SET PROBLEM: All of the records below should be output exactly.

[Start MATERIAL PROVIDED]

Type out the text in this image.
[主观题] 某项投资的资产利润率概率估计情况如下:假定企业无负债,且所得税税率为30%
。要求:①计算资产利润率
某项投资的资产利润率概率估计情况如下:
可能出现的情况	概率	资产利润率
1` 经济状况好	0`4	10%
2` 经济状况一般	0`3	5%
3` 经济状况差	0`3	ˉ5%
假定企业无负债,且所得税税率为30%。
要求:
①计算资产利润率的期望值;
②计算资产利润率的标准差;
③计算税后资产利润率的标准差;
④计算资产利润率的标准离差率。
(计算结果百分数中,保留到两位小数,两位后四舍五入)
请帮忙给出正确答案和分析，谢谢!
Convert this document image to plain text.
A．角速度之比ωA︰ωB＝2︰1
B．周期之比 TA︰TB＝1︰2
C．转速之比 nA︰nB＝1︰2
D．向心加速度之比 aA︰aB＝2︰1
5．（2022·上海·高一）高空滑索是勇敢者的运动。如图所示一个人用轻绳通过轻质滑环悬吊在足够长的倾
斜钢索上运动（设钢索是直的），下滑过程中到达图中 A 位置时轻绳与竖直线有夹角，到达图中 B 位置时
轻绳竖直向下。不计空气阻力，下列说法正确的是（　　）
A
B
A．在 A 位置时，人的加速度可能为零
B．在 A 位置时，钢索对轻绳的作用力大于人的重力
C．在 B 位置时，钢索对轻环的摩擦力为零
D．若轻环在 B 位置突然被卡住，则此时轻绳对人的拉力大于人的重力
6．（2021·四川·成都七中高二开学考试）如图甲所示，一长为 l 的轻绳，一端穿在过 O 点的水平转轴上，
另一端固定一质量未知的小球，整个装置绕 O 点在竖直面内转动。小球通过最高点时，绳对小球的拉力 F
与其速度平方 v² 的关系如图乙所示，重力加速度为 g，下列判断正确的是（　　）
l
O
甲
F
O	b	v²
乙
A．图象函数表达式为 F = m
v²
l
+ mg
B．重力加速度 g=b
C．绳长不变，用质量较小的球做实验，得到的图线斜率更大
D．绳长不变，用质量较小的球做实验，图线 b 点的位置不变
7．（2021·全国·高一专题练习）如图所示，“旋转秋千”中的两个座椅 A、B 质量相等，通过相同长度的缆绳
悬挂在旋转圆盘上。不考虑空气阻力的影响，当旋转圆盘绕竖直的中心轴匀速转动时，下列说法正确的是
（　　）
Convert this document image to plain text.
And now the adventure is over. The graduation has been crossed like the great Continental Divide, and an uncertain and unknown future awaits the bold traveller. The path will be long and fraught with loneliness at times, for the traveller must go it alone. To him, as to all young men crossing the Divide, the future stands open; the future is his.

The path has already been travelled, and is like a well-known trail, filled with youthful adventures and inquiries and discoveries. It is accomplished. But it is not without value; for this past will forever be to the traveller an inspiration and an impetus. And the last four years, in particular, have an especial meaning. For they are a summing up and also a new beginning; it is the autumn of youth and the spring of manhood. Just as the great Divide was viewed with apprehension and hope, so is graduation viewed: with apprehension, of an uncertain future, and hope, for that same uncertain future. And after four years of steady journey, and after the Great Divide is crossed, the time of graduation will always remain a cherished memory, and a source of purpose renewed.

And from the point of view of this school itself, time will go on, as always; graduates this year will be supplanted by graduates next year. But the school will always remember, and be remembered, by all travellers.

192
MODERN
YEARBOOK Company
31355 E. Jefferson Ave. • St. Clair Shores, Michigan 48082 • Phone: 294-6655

[End MATERIAL PROVIDED]

WORKED SOLUTION:
Type out the text in this image.
[主观题] 某项投资的资产利润率概率估计情况如下:假定企业无负债,且所得税税率为30%
。要求:①计算资产利润率
某项投资的资产利润率概率估计情况如下:
可能出现的情况	概率	资产利润率
1` 经济状况好	0`4	10%
2` 经济状况一般	0`3	5%
3` 经济状况差	0`3	ˉ5%
假定企业无负债,且所得税税率为30%。
要求:
①计算资产利润率的期望值;
②计算资产利润率的标准差;
③计算税后资产利润率的标准差;
④计算资产利润率的标准离差率。
(计算结果百分数中,保留到两位小数,两位后四舍五入)
请帮忙给出正确答案和分析，谢谢!
Convert this document image to plain text.
A．角速度之比ωA︰ωB＝2︰1
B．周期之比 TA︰TB＝1︰2
C．转速之比 nA︰nB＝1︰2
D．向心加速度之比 aA︰aB＝2︰1
5．（2022·上海·高一）高空滑索是勇敢者的运动。如图所示一个人用轻绳通过轻质滑环悬吊在足够长的倾
斜钢索上运动（设钢索是直的），下滑过程中到达图中 A 位置时轻绳与竖直线有夹角，到达图中 B 位置时
轻绳竖直向下。不计空气阻力，下列说法正确的是（　　）
A
B
A．在 A 位置时，人的加速度可能为零
B．在 A 位置时，钢索对轻绳的作用力大于人的重力
C．在 B 位置时，钢索对轻环的摩擦力为零
D．若轻环在 B 位置突然被卡住，则此时轻绳对人的拉力大于人的重力
6．（2021·四川·成都七中高二开学考试）如图甲所示，一长为 l 的轻绳，一端穿在过 O 点的水平转轴上，
另一端固定一质量未知的小球，整个装置绕 O 点在竖直面内转动。小球通过最高点时，绳对小球的拉力 F
与其速度平方 v² 的关系如图乙所示，重力加速度为 g，下列判断正确的是（　　）
l
O
甲
F
O	b	v²
乙
A．图象函数表达式为 F = m
v²
l
+ mg
B．重力加速度 g=b
C．绳长不变，用质量较小的球做实验，得到的图线斜率更大
D．绳长不变，用质量较小的球做实验，图线 b 点的位置不变
7．（2021·全国·高一专题练习）如图所示，“旋转秋千”中的两个座椅 A、B 质量相等，通过相同长度的缆绳
悬挂在旋转圆盘上。不考虑空气阻力的影响，当旋转圆盘绕竖直的中心轴匀速转动时，下列说法正确的是
（　　）
Convert this document image to plain text.
And now the adventure is over. The graduation has been crossed like the great Continental Divide, and an uncertain and unknown future awaits the bold traveller. The path will be long and fraught with loneliness at times, for the traveller must go it alone. To him, as to all young men crossing the Divide, the future stands open; the future is his.

The path has already been travelled, and is like a well-known trail, filled with youthful adventures and inquiries and discoveries. It is accomplished. But it is not without value; for this past will forever be to the traveller an inspiration and an impetus. And the last four years, in particular, have an especial meaning. For they are a summing up and also a new beginning; it is the autumn of youth and the spring of manhood. Just as the great Divide was viewed with apprehension and hope, so is graduation viewed: with apprehension, of an uncertain future, and hope, for that same uncertain future. And after four years of steady journey, and after the Great Divide is crossed, the time of graduation will always remain a cherished memory, and a source of purpose renewed.

And from the point of view of this school itself, time will go on, as always; graduates this year will be supplanted by graduates next year. But the school will always remember, and be remembered, by all travellers.

192
MODERN
YEARBOOK Company
31355 E. Jefferson Ave. • St. Clair Shores, Michigan 48082 • Phone: 294-6655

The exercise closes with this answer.